WRITTEN REQUEST:
Take the line containing "What's the underlying" and every line after it to the end of the records, and copy them exactly, leaving out pictures.

* begin LISTED ENTRIES *

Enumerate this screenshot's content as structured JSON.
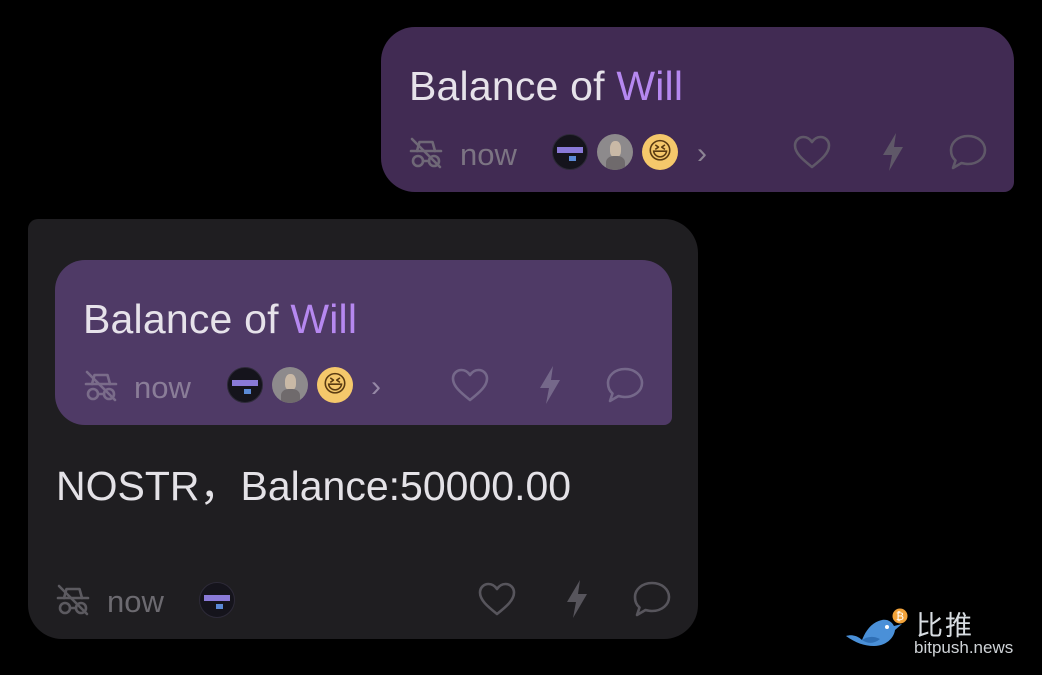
{
  "outgoing_message": {
    "text_prefix": "Balance of ",
    "mention": "Will",
    "time": "now",
    "more_chevron": "›"
  },
  "incoming_message": {
    "quoted": {
      "text_prefix": "Balance of ",
      "mention": "Will",
      "time": "now",
      "more_chevron": "›"
    },
    "text": "NOSTR，Balance:50000.00",
    "time": "now"
  },
  "reaction_avatars": [
    "dark-banner-avatar",
    "grey-figure-avatar",
    "laughing-emoji-avatar"
  ],
  "icons": {
    "anonymous": "incognito-off-icon",
    "like": "heart-icon",
    "zap": "lightning-icon",
    "reply": "chat-bubble-icon"
  },
  "colors": {
    "outgoing_bubble": "#412b53",
    "quote_bubble": "#4f3a66",
    "incoming_bubble": "#1f1e21",
    "mention": "#b688f0"
  },
  "watermark": {
    "chinese": "比推",
    "url": "bitpush.news",
    "coin_symbol": "₿"
  }
}
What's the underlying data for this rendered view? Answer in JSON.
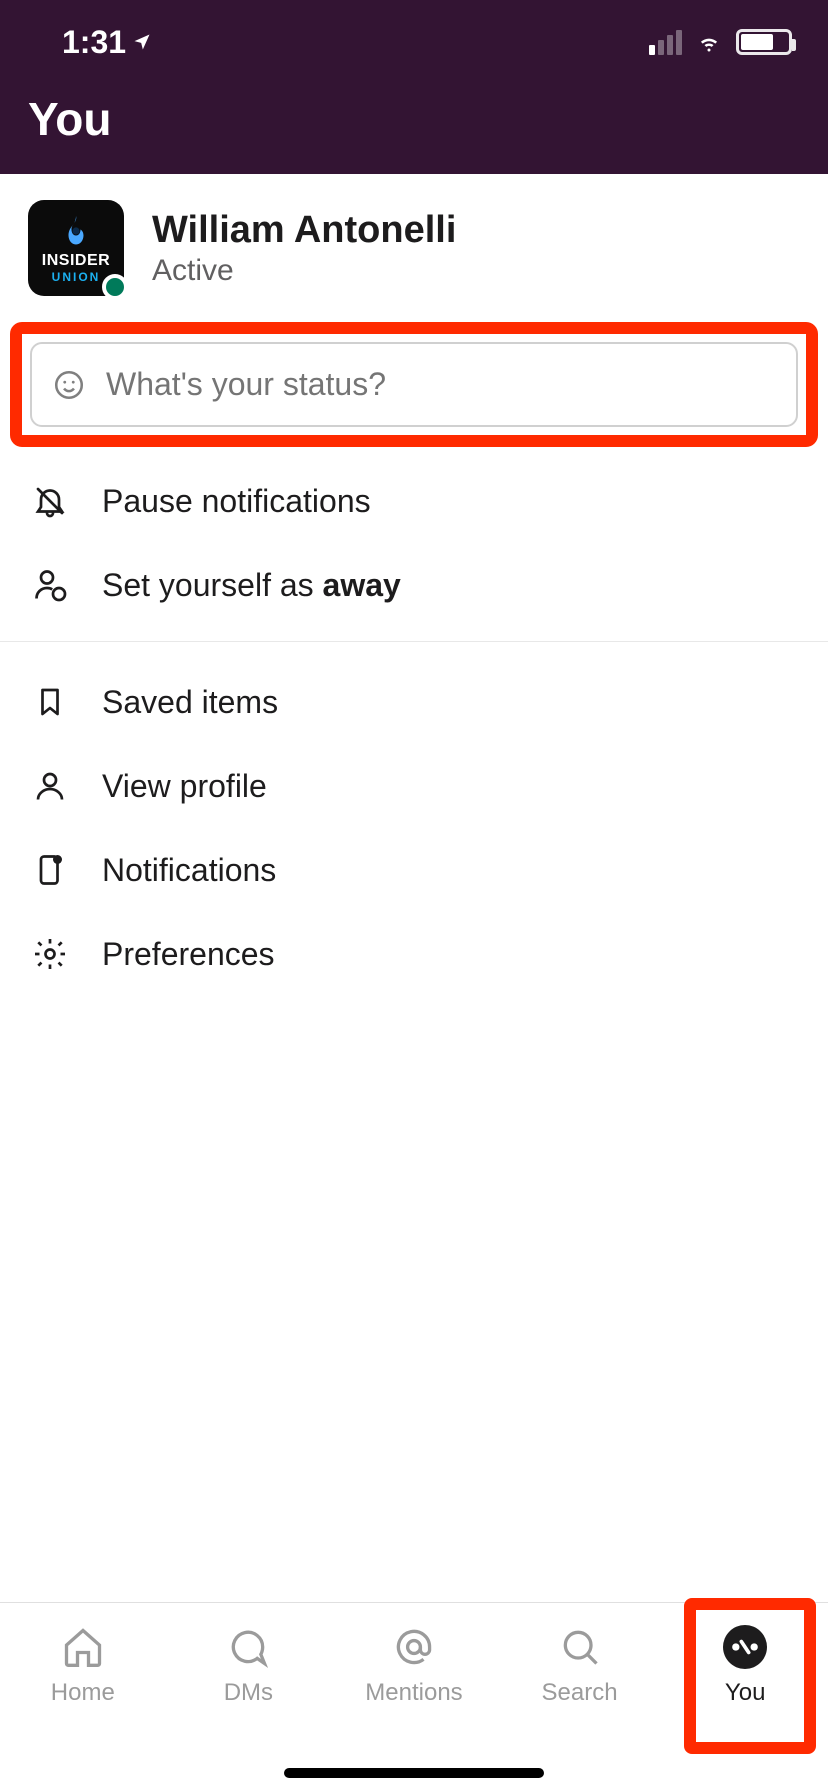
{
  "statusbar": {
    "time": "1:31"
  },
  "header": {
    "title": "You"
  },
  "profile": {
    "name": "William Antonelli",
    "presence": "Active",
    "avatar_text1": "INSIDER",
    "avatar_text2": "UNION"
  },
  "status_input": {
    "placeholder": "What's your status?"
  },
  "menu": {
    "pause_notifications": "Pause notifications",
    "set_away_prefix": "Set yourself as ",
    "set_away_bold": "away",
    "saved_items": "Saved items",
    "view_profile": "View profile",
    "notifications": "Notifications",
    "preferences": "Preferences"
  },
  "tabs": {
    "home": "Home",
    "dms": "DMs",
    "mentions": "Mentions",
    "search": "Search",
    "you": "You"
  }
}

* end LISTED ENTRIES *

SOLUTION FOR THIS PROBLEM:
What's the underlying data for this rendered view? Answer in JSON.
{
  "statusbar": {
    "time": "1:31"
  },
  "header": {
    "title": "You"
  },
  "profile": {
    "name": "William Antonelli",
    "presence": "Active",
    "avatar_text1": "INSIDER",
    "avatar_text2": "UNION"
  },
  "status_input": {
    "placeholder": "What's your status?"
  },
  "menu": {
    "pause_notifications": "Pause notifications",
    "set_away_prefix": "Set yourself as ",
    "set_away_bold": "away",
    "saved_items": "Saved items",
    "view_profile": "View profile",
    "notifications": "Notifications",
    "preferences": "Preferences"
  },
  "tabs": {
    "home": "Home",
    "dms": "DMs",
    "mentions": "Mentions",
    "search": "Search",
    "you": "You"
  }
}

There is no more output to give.